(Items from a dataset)
- - - - -
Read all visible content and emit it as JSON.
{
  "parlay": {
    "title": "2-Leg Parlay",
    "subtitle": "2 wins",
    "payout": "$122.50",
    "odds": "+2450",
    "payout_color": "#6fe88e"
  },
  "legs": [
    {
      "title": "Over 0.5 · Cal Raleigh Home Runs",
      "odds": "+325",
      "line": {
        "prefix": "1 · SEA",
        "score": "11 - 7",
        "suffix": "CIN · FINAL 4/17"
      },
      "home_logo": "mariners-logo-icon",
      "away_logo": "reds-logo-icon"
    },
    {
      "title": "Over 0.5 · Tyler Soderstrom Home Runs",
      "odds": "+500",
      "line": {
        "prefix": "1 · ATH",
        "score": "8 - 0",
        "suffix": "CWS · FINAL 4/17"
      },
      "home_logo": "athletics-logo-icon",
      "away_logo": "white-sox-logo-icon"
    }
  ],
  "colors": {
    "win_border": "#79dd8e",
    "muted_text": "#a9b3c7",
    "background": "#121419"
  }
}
- - - - -
▶ PROBLEM TO SOLVE:
Please quote the data above in full, with no line missing.

▶ ANSWER FOR THIS EXERCISE:
Read all visible content and emit it as JSON.
{
  "parlay": {
    "title": "2-Leg Parlay",
    "subtitle": "2 wins",
    "payout": "$122.50",
    "odds": "+2450",
    "payout_color": "#6fe88e"
  },
  "legs": [
    {
      "title": "Over 0.5 · Cal Raleigh Home Runs",
      "odds": "+325",
      "line": {
        "prefix": "1 · SEA",
        "score": "11 - 7",
        "suffix": "CIN · FINAL 4/17"
      },
      "home_logo": "mariners-logo-icon",
      "away_logo": "reds-logo-icon"
    },
    {
      "title": "Over 0.5 · Tyler Soderstrom Home Runs",
      "odds": "+500",
      "line": {
        "prefix": "1 · ATH",
        "score": "8 - 0",
        "suffix": "CWS · FINAL 4/17"
      },
      "home_logo": "athletics-logo-icon",
      "away_logo": "white-sox-logo-icon"
    }
  ],
  "colors": {
    "win_border": "#79dd8e",
    "muted_text": "#a9b3c7",
    "background": "#121419"
  }
}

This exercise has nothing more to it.